[Dataset items]
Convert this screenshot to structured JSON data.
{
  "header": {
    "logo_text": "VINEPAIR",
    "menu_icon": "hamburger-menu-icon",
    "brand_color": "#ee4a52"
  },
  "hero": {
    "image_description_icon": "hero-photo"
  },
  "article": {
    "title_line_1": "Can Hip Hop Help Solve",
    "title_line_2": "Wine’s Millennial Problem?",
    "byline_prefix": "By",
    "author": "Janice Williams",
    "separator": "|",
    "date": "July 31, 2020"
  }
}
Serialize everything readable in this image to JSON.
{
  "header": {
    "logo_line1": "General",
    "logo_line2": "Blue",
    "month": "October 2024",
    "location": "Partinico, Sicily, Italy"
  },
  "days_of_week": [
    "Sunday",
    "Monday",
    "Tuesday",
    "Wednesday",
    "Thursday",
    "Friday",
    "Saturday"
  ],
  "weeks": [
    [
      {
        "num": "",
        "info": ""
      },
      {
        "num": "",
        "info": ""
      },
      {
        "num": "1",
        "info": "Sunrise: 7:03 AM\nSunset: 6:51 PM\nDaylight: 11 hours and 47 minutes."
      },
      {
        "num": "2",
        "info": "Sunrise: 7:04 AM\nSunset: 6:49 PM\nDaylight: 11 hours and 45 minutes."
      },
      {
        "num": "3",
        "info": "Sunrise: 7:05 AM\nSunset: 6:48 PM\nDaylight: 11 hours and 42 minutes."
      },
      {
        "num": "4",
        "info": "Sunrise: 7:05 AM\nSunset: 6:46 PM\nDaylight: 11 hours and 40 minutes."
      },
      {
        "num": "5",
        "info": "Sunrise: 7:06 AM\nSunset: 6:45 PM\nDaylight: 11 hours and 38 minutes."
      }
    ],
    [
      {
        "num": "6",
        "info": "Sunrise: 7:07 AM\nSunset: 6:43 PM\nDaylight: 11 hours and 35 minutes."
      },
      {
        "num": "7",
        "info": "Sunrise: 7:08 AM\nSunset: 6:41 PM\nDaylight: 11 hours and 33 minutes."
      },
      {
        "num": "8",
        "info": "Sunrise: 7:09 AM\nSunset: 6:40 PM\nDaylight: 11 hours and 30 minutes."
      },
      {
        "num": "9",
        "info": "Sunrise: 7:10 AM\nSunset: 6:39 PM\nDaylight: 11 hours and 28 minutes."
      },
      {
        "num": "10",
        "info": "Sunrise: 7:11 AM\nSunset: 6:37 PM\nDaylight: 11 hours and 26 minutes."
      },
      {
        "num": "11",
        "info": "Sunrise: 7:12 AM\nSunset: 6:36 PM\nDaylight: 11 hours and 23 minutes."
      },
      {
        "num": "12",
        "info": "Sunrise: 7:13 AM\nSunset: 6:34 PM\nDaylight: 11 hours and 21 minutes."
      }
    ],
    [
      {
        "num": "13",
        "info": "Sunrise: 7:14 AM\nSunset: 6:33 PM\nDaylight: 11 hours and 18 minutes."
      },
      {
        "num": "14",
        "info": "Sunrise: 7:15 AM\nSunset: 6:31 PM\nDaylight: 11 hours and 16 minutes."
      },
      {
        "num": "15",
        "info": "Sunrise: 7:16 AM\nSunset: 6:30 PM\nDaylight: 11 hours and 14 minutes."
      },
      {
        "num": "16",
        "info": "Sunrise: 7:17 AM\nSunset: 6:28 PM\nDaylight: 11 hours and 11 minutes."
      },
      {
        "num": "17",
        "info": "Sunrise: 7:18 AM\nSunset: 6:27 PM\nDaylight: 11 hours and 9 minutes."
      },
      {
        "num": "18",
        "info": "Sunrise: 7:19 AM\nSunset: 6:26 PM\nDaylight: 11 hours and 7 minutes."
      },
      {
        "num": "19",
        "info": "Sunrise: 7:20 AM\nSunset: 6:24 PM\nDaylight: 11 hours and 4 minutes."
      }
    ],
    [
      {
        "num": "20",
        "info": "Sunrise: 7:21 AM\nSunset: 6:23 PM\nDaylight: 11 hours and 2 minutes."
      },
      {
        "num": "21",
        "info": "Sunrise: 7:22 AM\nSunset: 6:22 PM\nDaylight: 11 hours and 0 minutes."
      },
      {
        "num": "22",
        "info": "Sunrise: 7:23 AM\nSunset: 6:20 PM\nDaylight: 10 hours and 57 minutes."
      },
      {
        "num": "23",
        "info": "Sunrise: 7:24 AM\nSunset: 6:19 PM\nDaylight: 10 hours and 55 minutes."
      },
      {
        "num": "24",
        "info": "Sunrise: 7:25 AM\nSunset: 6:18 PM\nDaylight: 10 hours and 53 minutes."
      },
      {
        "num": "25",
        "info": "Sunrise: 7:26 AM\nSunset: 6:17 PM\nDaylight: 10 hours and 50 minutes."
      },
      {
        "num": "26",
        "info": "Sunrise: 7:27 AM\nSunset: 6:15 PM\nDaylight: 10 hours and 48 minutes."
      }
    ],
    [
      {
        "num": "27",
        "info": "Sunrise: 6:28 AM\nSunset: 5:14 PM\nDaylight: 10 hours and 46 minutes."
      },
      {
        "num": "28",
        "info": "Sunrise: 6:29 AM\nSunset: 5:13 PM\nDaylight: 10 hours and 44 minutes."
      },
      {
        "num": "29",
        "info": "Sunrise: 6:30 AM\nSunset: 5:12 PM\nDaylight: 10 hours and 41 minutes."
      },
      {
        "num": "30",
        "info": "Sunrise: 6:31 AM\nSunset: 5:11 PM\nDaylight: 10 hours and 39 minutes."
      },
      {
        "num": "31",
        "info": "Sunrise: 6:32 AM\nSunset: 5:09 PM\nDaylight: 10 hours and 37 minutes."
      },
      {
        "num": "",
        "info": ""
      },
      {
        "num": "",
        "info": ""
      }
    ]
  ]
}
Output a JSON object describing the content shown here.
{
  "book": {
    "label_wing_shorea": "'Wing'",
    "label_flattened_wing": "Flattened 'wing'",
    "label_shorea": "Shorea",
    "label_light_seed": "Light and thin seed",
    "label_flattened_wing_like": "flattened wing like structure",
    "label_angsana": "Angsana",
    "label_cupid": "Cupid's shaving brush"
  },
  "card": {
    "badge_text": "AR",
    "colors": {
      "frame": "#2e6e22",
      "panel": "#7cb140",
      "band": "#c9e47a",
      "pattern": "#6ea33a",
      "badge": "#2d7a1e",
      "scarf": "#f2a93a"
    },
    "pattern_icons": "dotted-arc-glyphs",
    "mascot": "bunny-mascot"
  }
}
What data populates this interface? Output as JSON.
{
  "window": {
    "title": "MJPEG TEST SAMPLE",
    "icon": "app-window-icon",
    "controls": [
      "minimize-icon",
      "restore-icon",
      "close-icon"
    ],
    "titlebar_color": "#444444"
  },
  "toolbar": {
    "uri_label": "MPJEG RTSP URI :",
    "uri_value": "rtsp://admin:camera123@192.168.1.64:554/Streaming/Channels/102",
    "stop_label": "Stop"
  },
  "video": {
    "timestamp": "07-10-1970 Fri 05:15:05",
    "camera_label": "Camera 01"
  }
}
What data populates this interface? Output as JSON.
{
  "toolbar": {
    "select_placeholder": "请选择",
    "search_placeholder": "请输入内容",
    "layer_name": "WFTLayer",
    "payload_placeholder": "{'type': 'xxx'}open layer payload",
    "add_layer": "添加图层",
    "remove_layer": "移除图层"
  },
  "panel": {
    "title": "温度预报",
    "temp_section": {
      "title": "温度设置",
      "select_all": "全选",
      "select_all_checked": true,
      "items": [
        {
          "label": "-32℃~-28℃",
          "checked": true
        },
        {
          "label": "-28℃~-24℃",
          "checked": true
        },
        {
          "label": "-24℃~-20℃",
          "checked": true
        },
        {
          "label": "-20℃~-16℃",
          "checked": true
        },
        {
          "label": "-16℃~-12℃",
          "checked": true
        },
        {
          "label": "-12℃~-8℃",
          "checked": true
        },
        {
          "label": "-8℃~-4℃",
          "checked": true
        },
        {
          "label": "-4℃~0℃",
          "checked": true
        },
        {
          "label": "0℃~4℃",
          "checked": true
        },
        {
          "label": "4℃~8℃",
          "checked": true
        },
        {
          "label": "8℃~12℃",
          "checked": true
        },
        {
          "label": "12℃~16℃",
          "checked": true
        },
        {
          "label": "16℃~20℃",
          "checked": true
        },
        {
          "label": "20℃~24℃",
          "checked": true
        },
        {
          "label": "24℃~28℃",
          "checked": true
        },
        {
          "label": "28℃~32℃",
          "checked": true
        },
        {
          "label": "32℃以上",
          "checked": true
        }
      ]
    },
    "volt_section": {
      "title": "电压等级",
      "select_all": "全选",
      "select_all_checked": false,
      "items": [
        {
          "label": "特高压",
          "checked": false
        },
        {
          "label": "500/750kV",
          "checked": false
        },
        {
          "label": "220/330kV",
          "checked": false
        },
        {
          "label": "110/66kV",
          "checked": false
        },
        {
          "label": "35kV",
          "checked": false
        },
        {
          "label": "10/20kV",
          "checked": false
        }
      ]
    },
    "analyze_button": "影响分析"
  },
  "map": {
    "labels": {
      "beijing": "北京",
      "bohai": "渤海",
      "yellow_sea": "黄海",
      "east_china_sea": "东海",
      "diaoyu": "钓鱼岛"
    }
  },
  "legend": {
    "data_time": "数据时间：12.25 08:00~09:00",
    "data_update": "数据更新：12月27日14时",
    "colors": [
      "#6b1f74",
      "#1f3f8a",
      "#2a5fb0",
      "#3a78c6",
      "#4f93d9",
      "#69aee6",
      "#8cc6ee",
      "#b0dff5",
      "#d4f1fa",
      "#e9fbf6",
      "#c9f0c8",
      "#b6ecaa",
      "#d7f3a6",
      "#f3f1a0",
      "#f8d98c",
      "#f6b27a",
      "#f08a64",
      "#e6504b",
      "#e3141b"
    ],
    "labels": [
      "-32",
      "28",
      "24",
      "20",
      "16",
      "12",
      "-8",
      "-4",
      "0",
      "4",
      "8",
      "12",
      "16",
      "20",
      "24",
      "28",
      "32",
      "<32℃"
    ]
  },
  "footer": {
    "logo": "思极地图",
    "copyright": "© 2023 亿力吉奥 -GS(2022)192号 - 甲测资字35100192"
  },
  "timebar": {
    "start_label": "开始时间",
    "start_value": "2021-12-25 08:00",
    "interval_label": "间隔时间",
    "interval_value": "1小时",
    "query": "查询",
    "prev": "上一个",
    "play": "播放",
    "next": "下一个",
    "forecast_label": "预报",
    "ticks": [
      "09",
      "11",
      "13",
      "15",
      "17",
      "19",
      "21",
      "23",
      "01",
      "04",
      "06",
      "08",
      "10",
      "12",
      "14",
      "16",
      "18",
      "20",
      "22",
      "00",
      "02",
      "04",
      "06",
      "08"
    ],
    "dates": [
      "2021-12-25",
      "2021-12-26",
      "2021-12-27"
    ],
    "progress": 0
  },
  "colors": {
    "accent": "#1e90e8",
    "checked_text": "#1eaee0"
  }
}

#### [Requirements]
Sift the material for lines with the string "hero". Copy each one found.

#### [Solution below]
  "hero": {
    "image_description_icon": "hero-photo"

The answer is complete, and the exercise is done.